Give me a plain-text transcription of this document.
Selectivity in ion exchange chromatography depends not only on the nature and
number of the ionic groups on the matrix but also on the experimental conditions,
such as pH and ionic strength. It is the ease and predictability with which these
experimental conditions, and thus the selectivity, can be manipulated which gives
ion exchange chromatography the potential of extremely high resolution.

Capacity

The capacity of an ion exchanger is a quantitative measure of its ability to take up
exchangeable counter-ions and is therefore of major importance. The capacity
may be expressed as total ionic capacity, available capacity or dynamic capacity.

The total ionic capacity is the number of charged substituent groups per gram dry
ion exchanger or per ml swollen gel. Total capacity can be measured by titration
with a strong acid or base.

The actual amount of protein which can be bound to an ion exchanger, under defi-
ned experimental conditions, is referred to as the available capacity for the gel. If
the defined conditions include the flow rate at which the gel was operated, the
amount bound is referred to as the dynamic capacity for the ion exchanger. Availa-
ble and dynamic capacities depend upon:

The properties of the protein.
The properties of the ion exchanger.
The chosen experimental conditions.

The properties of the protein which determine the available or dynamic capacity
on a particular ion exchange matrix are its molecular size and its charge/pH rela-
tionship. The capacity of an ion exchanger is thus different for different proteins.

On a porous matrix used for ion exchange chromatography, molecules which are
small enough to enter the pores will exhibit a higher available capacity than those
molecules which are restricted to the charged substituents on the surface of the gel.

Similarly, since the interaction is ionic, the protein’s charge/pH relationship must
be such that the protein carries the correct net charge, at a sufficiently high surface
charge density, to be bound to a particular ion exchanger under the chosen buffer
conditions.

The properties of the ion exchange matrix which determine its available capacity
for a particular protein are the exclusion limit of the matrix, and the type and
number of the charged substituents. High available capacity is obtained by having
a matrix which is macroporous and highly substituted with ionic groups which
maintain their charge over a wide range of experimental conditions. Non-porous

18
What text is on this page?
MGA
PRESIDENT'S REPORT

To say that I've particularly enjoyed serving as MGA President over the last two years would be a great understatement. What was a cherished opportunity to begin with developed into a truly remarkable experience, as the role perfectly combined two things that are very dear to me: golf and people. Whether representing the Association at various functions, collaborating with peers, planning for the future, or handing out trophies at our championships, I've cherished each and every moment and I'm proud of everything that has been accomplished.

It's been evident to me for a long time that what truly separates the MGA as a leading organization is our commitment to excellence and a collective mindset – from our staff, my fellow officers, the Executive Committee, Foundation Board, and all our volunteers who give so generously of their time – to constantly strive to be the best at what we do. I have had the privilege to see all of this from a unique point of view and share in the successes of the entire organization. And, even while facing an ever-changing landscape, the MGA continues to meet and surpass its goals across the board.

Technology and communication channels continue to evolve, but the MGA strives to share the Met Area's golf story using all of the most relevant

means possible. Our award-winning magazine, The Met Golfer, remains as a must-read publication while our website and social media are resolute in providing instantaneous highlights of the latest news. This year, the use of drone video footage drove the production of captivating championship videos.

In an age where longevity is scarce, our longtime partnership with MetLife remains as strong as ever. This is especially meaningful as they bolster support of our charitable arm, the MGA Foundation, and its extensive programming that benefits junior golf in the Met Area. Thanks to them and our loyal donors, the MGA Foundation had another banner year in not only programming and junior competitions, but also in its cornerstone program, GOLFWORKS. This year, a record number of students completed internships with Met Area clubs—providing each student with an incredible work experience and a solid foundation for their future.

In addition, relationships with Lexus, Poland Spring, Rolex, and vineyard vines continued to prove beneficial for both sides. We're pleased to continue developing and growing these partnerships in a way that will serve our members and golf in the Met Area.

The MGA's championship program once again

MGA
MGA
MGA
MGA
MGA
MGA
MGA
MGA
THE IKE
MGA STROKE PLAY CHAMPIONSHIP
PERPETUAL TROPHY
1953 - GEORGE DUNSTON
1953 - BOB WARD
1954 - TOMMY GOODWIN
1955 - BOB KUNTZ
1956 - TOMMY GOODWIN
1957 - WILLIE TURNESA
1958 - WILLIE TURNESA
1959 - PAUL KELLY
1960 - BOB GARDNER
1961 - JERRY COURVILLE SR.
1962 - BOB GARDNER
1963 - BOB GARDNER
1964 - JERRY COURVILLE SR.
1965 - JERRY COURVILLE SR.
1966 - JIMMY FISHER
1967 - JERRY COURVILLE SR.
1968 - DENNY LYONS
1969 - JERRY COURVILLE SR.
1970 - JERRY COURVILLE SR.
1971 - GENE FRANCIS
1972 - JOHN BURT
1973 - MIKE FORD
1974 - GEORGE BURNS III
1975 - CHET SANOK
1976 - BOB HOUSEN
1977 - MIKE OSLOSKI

════════

Each line of the listing is to be output verbatim.

**Result of this task**
Give me a plain-text transcription of this document.
Selectivity in ion exchange chromatography depends not only on the nature and
number of the ionic groups on the matrix but also on the experimental conditions,
such as pH and ionic strength. It is the ease and predictability with which these
experimental conditions, and thus the selectivity, can be manipulated which gives
ion exchange chromatography the potential of extremely high resolution.

Capacity

The capacity of an ion exchanger is a quantitative measure of its ability to take up
exchangeable counter-ions and is therefore of major importance. The capacity
may be expressed as total ionic capacity, available capacity or dynamic capacity.

The total ionic capacity is the number of charged substituent groups per gram dry
ion exchanger or per ml swollen gel. Total capacity can be measured by titration
with a strong acid or base.

The actual amount of protein which can be bound to an ion exchanger, under defi-
ned experimental conditions, is referred to as the available capacity for the gel. If
the defined conditions include the flow rate at which the gel was operated, the
amount bound is referred to as the dynamic capacity for the ion exchanger. Availa-
ble and dynamic capacities depend upon:

The properties of the protein.
The properties of the ion exchanger.
The chosen experimental conditions.

The properties of the protein which determine the available or dynamic capacity
on a particular ion exchange matrix are its molecular size and its charge/pH rela-
tionship. The capacity of an ion exchanger is thus different for different proteins.

On a porous matrix used for ion exchange chromatography, molecules which are
small enough to enter the pores will exhibit a higher available capacity than those
molecules which are restricted to the charged substituents on the surface of the gel.

Similarly, since the interaction is ionic, the protein’s charge/pH relationship must
be such that the protein carries the correct net charge, at a sufficiently high surface
charge density, to be bound to a particular ion exchanger under the chosen buffer
conditions.

The properties of the ion exchange matrix which determine its available capacity
for a particular protein are the exclusion limit of the matrix, and the type and
number of the charged substituents. High available capacity is obtained by having
a matrix which is macroporous and highly substituted with ionic groups which
maintain their charge over a wide range of experimental conditions. Non-porous

18
What text is on this page?
MGA
PRESIDENT'S REPORT

To say that I've particularly enjoyed serving as MGA President over the last two years would be a great understatement. What was a cherished opportunity to begin with developed into a truly remarkable experience, as the role perfectly combined two things that are very dear to me: golf and people. Whether representing the Association at various functions, collaborating with peers, planning for the future, or handing out trophies at our championships, I've cherished each and every moment and I'm proud of everything that has been accomplished.

It's been evident to me for a long time that what truly separates the MGA as a leading organization is our commitment to excellence and a collective mindset – from our staff, my fellow officers, the Executive Committee, Foundation Board, and all our volunteers who give so generously of their time – to constantly strive to be the best at what we do. I have had the privilege to see all of this from a unique point of view and share in the successes of the entire organization. And, even while facing an ever-changing landscape, the MGA continues to meet and surpass its goals across the board.

Technology and communication channels continue to evolve, but the MGA strives to share the Met Area's golf story using all of the most relevant

means possible. Our award-winning magazine, The Met Golfer, remains as a must-read publication while our website and social media are resolute in providing instantaneous highlights of the latest news. This year, the use of drone video footage drove the production of captivating championship videos.

In an age where longevity is scarce, our longtime partnership with MetLife remains as strong as ever. This is especially meaningful as they bolster support of our charitable arm, the MGA Foundation, and its extensive programming that benefits junior golf in the Met Area. Thanks to them and our loyal donors, the MGA Foundation had another banner year in not only programming and junior competitions, but also in its cornerstone program, GOLFWORKS. This year, a record number of students completed internships with Met Area clubs—providing each student with an incredible work experience and a solid foundation for their future.

In addition, relationships with Lexus, Poland Spring, Rolex, and vineyard vines continued to prove beneficial for both sides. We're pleased to continue developing and growing these partnerships in a way that will serve our members and golf in the Met Area.

The MGA's championship program once again

MGA
MGA
MGA
MGA
MGA
MGA
MGA
MGA
THE IKE
MGA STROKE PLAY CHAMPIONSHIP
PERPETUAL TROPHY
1953 - GEORGE DUNSTON
1953 - BOB WARD
1954 - TOMMY GOODWIN
1955 - BOB KUNTZ
1956 - TOMMY GOODWIN
1957 - WILLIE TURNESA
1958 - WILLIE TURNESA
1959 - PAUL KELLY
1960 - BOB GARDNER
1961 - JERRY COURVILLE SR.
1962 - BOB GARDNER
1963 - BOB GARDNER
1964 - JERRY COURVILLE SR.
1965 - JERRY COURVILLE SR.
1966 - JIMMY FISHER
1967 - JERRY COURVILLE SR.
1968 - DENNY LYONS
1969 - JERRY COURVILLE SR.
1970 - JERRY COURVILLE SR.
1971 - GENE FRANCIS
1972 - JOHN BURT
1973 - MIKE FORD
1974 - GEORGE BURNS III
1975 - CHET SANOK
1976 - BOB HOUSEN
1977 - MIKE OSLOSKI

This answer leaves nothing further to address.